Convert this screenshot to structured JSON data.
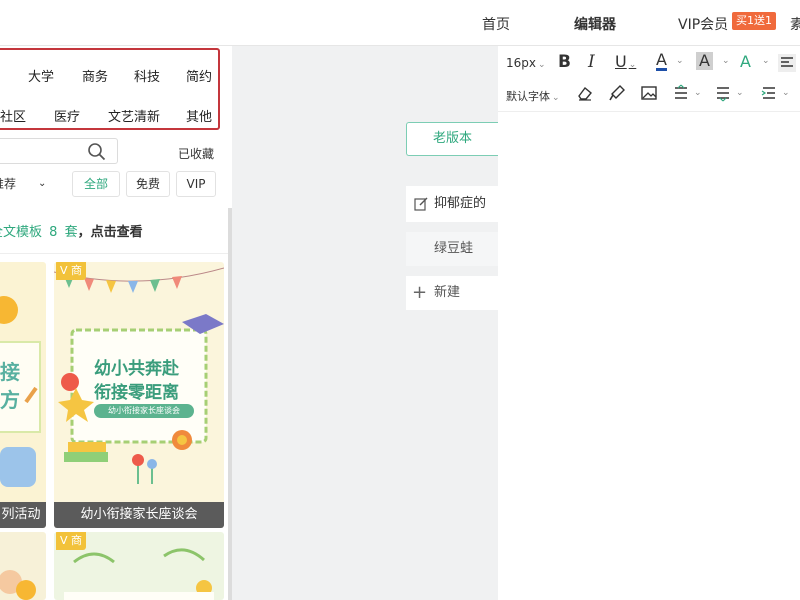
{
  "topnav": {
    "home": "首页",
    "editor": "编辑器",
    "vip": "VIP会员",
    "vip_badge": "买1送1",
    "truncated": "素"
  },
  "categories": {
    "row1": [
      "大学",
      "商务",
      "科技",
      "简约"
    ],
    "row2": [
      "社区",
      "医疗",
      "文艺清新",
      "其他"
    ]
  },
  "search": {
    "value": ""
  },
  "favorites_label": "已收藏",
  "filter": {
    "sort_selected": "推荐",
    "options": [
      "全部",
      "免费",
      "VIP"
    ]
  },
  "notice": {
    "prefix": "全文模板",
    "count": "8",
    "unit": "套",
    "suffix": "，点击查看"
  },
  "cards": [
    {
      "caption": "列活动",
      "art_line1": "接",
      "art_line2": "方",
      "vip": ""
    },
    {
      "caption": "幼小衔接家长座谈会",
      "art_line1": "幼小共奔赴",
      "art_line2": "衔接零距离",
      "art_sub": "幼小衔接家长座谈会",
      "vip": "商"
    },
    {
      "caption": "",
      "vip": ""
    },
    {
      "caption": "",
      "vip": "商"
    }
  ],
  "middle": {
    "old_version": "老版本",
    "docs": [
      "抑郁症的",
      "绿豆蛙"
    ],
    "new_label": "新建"
  },
  "toolbar": {
    "font_size": "16px",
    "font_family": "默认字体"
  },
  "colors": {
    "accent": "#2fa87e",
    "highlight_border": "#c4363c",
    "vip_badge": "#f06a3c"
  }
}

-=-=-

• **The problem**: Make a word-for-word copy of the entries, without any pictures.

• **Exercise response**:
Convert this screenshot to structured JSON data.
{
  "topnav": {
    "home": "首页",
    "editor": "编辑器",
    "vip": "VIP会员",
    "vip_badge": "买1送1",
    "truncated": "素"
  },
  "categories": {
    "row1": [
      "大学",
      "商务",
      "科技",
      "简约"
    ],
    "row2": [
      "社区",
      "医疗",
      "文艺清新",
      "其他"
    ]
  },
  "search": {
    "value": ""
  },
  "favorites_label": "已收藏",
  "filter": {
    "sort_selected": "推荐",
    "options": [
      "全部",
      "免费",
      "VIP"
    ]
  },
  "notice": {
    "prefix": "全文模板",
    "count": "8",
    "unit": "套",
    "suffix": "，点击查看"
  },
  "cards": [
    {
      "caption": "列活动",
      "art_line1": "接",
      "art_line2": "方",
      "vip": ""
    },
    {
      "caption": "幼小衔接家长座谈会",
      "art_line1": "幼小共奔赴",
      "art_line2": "衔接零距离",
      "art_sub": "幼小衔接家长座谈会",
      "vip": "商"
    },
    {
      "caption": "",
      "vip": ""
    },
    {
      "caption": "",
      "vip": "商"
    }
  ],
  "middle": {
    "old_version": "老版本",
    "docs": [
      "抑郁症的",
      "绿豆蛙"
    ],
    "new_label": "新建"
  },
  "toolbar": {
    "font_size": "16px",
    "font_family": "默认字体"
  },
  "colors": {
    "accent": "#2fa87e",
    "highlight_border": "#c4363c",
    "vip_badge": "#f06a3c"
  }
}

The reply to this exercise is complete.